TO BE DONE => Give back the whole listing exactly as shown.

RECORDS FOR PROCESSING =>

++++++++++

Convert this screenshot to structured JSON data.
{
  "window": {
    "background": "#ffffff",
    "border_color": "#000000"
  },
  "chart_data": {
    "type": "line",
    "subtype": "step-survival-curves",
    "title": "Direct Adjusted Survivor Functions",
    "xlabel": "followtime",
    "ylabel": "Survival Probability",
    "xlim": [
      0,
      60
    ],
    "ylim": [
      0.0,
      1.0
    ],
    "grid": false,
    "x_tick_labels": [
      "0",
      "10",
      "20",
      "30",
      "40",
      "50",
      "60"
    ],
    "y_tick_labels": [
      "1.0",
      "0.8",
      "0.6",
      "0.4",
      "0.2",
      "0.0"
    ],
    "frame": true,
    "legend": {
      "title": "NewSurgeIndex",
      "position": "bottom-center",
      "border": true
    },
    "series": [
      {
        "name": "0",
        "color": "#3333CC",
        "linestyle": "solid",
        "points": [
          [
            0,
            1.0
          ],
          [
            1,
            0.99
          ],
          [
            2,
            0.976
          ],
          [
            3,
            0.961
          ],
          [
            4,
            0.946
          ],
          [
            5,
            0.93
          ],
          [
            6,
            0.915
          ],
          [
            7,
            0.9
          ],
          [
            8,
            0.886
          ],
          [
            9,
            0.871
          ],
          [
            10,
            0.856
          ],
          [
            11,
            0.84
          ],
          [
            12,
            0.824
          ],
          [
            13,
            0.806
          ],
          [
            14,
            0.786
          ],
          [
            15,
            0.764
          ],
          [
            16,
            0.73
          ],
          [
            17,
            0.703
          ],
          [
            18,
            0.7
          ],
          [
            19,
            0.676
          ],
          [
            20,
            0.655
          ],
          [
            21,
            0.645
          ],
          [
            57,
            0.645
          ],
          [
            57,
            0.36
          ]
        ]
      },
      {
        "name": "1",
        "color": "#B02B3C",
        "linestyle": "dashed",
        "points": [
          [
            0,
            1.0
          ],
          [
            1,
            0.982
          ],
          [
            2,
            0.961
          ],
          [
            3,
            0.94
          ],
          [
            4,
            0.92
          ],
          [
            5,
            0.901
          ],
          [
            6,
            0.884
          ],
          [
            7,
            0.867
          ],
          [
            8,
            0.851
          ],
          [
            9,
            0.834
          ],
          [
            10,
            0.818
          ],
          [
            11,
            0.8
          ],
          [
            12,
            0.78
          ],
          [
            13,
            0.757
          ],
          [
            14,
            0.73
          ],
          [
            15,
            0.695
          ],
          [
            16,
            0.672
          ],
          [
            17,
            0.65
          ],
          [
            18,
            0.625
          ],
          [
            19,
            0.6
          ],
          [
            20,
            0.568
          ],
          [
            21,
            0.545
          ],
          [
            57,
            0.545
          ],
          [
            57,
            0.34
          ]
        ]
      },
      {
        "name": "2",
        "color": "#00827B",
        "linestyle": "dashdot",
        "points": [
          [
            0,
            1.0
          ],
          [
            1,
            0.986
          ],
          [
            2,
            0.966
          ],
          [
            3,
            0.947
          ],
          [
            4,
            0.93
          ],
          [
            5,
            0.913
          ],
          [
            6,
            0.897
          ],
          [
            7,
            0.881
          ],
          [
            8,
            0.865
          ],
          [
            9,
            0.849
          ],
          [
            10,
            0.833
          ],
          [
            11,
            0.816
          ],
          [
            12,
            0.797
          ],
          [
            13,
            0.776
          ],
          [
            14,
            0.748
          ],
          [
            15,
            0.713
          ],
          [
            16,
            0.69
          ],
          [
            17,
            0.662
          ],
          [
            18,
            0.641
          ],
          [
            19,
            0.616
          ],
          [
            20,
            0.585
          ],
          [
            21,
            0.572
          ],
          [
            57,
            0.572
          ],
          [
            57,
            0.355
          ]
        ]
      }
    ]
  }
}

++++++++++

EXERCISE OUTPUT =>
Convert this screenshot to structured JSON data.
{
  "window": {
    "background": "#ffffff",
    "border_color": "#000000"
  },
  "chart_data": {
    "type": "line",
    "subtype": "step-survival-curves",
    "title": "Direct Adjusted Survivor Functions",
    "xlabel": "followtime",
    "ylabel": "Survival Probability",
    "xlim": [
      0,
      60
    ],
    "ylim": [
      0.0,
      1.0
    ],
    "grid": false,
    "x_tick_labels": [
      "0",
      "10",
      "20",
      "30",
      "40",
      "50",
      "60"
    ],
    "y_tick_labels": [
      "1.0",
      "0.8",
      "0.6",
      "0.4",
      "0.2",
      "0.0"
    ],
    "frame": true,
    "legend": {
      "title": "NewSurgeIndex",
      "position": "bottom-center",
      "border": true
    },
    "series": [
      {
        "name": "0",
        "color": "#3333CC",
        "linestyle": "solid",
        "points": [
          [
            0,
            1.0
          ],
          [
            1,
            0.99
          ],
          [
            2,
            0.976
          ],
          [
            3,
            0.961
          ],
          [
            4,
            0.946
          ],
          [
            5,
            0.93
          ],
          [
            6,
            0.915
          ],
          [
            7,
            0.9
          ],
          [
            8,
            0.886
          ],
          [
            9,
            0.871
          ],
          [
            10,
            0.856
          ],
          [
            11,
            0.84
          ],
          [
            12,
            0.824
          ],
          [
            13,
            0.806
          ],
          [
            14,
            0.786
          ],
          [
            15,
            0.764
          ],
          [
            16,
            0.73
          ],
          [
            17,
            0.703
          ],
          [
            18,
            0.7
          ],
          [
            19,
            0.676
          ],
          [
            20,
            0.655
          ],
          [
            21,
            0.645
          ],
          [
            57,
            0.645
          ],
          [
            57,
            0.36
          ]
        ]
      },
      {
        "name": "1",
        "color": "#B02B3C",
        "linestyle": "dashed",
        "points": [
          [
            0,
            1.0
          ],
          [
            1,
            0.982
          ],
          [
            2,
            0.961
          ],
          [
            3,
            0.94
          ],
          [
            4,
            0.92
          ],
          [
            5,
            0.901
          ],
          [
            6,
            0.884
          ],
          [
            7,
            0.867
          ],
          [
            8,
            0.851
          ],
          [
            9,
            0.834
          ],
          [
            10,
            0.818
          ],
          [
            11,
            0.8
          ],
          [
            12,
            0.78
          ],
          [
            13,
            0.757
          ],
          [
            14,
            0.73
          ],
          [
            15,
            0.695
          ],
          [
            16,
            0.672
          ],
          [
            17,
            0.65
          ],
          [
            18,
            0.625
          ],
          [
            19,
            0.6
          ],
          [
            20,
            0.568
          ],
          [
            21,
            0.545
          ],
          [
            57,
            0.545
          ],
          [
            57,
            0.34
          ]
        ]
      },
      {
        "name": "2",
        "color": "#00827B",
        "linestyle": "dashdot",
        "points": [
          [
            0,
            1.0
          ],
          [
            1,
            0.986
          ],
          [
            2,
            0.966
          ],
          [
            3,
            0.947
          ],
          [
            4,
            0.93
          ],
          [
            5,
            0.913
          ],
          [
            6,
            0.897
          ],
          [
            7,
            0.881
          ],
          [
            8,
            0.865
          ],
          [
            9,
            0.849
          ],
          [
            10,
            0.833
          ],
          [
            11,
            0.816
          ],
          [
            12,
            0.797
          ],
          [
            13,
            0.776
          ],
          [
            14,
            0.748
          ],
          [
            15,
            0.713
          ],
          [
            16,
            0.69
          ],
          [
            17,
            0.662
          ],
          [
            18,
            0.641
          ],
          [
            19,
            0.616
          ],
          [
            20,
            0.585
          ],
          [
            21,
            0.572
          ],
          [
            57,
            0.572
          ],
          [
            57,
            0.355
          ]
        ]
      }
    ]
  }
}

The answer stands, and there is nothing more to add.